====== DATA RECORDS
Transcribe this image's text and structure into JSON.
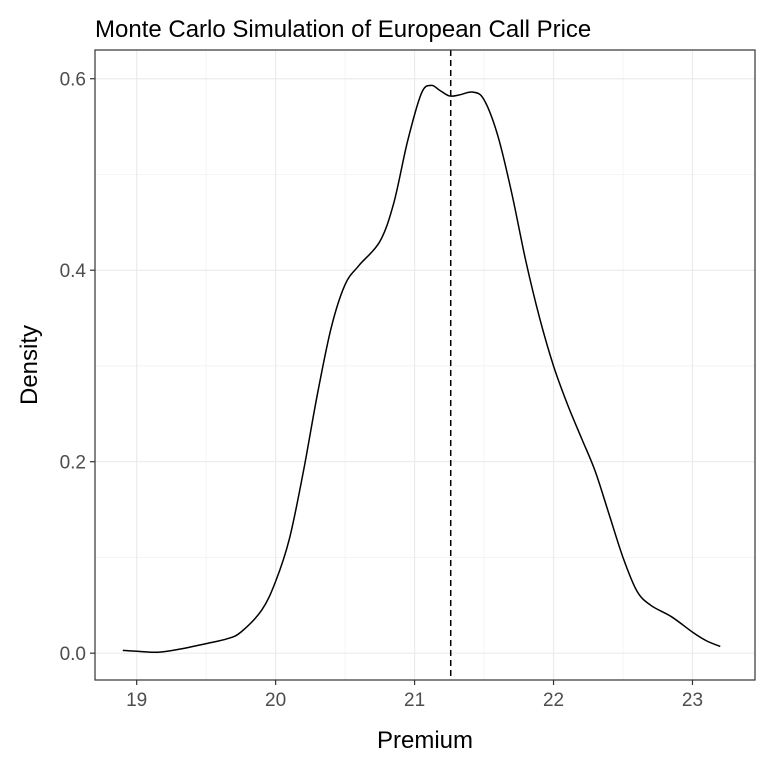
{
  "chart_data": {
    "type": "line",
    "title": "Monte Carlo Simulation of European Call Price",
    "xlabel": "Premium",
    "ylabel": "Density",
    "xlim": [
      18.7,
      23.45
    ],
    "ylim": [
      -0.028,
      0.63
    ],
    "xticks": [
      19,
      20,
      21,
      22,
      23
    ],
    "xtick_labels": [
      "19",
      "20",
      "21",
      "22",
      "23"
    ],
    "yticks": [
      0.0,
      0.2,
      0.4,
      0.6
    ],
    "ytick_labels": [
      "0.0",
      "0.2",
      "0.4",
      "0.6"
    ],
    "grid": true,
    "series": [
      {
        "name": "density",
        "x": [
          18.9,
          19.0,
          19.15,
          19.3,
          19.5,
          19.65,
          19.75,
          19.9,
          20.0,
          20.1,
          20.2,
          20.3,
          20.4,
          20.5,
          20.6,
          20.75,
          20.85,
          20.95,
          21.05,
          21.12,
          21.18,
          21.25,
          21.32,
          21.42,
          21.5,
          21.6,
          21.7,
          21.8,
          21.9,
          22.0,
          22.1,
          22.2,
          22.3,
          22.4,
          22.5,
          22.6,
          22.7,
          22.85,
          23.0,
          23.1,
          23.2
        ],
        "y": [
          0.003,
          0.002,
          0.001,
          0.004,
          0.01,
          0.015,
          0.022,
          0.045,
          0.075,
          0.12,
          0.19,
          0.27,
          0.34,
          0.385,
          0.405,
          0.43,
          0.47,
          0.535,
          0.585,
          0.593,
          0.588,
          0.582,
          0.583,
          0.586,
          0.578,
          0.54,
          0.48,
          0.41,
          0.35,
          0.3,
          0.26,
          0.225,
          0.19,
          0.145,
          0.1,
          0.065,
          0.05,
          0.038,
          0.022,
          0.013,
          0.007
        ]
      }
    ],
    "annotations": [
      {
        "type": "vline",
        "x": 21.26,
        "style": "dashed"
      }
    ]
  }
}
============
====== DATA RECORDS
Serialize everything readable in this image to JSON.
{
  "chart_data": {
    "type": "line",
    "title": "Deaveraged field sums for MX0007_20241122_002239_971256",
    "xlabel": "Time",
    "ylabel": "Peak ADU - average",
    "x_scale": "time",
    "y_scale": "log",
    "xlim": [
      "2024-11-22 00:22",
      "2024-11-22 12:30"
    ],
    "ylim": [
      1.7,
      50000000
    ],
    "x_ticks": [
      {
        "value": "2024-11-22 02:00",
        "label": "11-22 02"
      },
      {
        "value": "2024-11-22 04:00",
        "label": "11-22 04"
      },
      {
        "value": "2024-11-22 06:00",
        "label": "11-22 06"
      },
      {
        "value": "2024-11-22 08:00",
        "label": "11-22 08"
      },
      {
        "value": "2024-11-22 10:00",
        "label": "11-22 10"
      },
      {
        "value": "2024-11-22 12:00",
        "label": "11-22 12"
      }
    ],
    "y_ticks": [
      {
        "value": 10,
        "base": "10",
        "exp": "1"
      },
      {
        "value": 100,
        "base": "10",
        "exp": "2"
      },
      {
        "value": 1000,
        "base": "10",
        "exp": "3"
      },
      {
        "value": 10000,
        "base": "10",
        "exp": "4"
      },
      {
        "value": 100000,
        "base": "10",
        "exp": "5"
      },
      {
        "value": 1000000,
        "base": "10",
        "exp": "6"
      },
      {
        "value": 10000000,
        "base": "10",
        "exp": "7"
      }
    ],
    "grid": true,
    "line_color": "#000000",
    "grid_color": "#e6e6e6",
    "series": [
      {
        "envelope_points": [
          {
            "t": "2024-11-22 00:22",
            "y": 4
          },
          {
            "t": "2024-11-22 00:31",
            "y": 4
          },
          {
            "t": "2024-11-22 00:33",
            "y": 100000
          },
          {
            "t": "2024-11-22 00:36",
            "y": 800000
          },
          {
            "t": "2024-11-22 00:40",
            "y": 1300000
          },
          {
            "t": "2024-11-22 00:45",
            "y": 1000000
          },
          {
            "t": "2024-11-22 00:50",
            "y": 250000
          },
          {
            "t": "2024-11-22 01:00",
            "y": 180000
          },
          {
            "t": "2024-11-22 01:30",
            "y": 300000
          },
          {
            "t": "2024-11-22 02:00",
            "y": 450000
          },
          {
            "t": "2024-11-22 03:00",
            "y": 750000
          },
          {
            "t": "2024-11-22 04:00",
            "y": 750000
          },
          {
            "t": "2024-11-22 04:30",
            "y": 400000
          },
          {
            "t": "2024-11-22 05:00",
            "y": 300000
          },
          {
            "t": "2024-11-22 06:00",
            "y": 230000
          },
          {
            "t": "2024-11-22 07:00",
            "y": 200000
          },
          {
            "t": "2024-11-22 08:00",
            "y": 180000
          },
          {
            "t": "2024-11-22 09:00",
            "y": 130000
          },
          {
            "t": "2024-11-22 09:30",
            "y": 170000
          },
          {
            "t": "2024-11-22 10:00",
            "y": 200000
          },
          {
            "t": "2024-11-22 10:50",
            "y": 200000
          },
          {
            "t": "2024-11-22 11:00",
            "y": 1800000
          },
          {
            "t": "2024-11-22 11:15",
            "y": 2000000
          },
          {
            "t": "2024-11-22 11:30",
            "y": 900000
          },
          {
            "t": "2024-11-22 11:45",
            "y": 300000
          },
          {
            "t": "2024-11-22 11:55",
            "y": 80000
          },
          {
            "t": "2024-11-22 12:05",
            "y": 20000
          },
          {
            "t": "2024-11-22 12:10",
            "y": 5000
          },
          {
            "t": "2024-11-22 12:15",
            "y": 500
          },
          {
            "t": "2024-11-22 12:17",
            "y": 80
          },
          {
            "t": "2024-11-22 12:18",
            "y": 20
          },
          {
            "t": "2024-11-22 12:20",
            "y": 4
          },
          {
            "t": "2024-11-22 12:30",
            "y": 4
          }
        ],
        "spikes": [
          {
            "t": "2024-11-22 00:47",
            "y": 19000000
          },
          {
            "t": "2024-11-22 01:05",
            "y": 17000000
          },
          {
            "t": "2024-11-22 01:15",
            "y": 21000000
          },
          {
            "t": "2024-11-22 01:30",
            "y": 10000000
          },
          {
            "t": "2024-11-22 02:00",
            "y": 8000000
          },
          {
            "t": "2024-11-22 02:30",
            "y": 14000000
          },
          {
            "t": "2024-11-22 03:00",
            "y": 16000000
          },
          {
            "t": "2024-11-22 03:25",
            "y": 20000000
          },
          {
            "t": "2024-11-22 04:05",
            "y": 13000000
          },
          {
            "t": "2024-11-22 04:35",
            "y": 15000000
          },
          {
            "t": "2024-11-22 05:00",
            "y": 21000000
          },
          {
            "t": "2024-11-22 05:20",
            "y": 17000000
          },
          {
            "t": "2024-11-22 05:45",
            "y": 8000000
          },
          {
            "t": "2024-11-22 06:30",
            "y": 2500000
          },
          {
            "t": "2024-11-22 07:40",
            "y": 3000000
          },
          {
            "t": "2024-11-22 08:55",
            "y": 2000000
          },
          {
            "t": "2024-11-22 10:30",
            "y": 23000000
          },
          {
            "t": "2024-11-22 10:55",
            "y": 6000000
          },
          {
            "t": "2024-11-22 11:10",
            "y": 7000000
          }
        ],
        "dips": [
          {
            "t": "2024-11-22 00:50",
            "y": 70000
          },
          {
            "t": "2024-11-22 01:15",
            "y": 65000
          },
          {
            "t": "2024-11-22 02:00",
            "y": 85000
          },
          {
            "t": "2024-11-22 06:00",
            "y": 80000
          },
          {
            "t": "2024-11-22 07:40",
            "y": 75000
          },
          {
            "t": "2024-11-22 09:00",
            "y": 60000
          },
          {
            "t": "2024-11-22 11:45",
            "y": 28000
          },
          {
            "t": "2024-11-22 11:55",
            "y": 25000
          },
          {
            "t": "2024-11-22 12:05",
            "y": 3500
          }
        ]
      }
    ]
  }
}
============
[EXERCISE] Copy out every line where the word "this" occurs.

[SOLVED PROBLEM]
Transcribe this image's text and structure into JSON.
Serialize everything readable in this image to JSON.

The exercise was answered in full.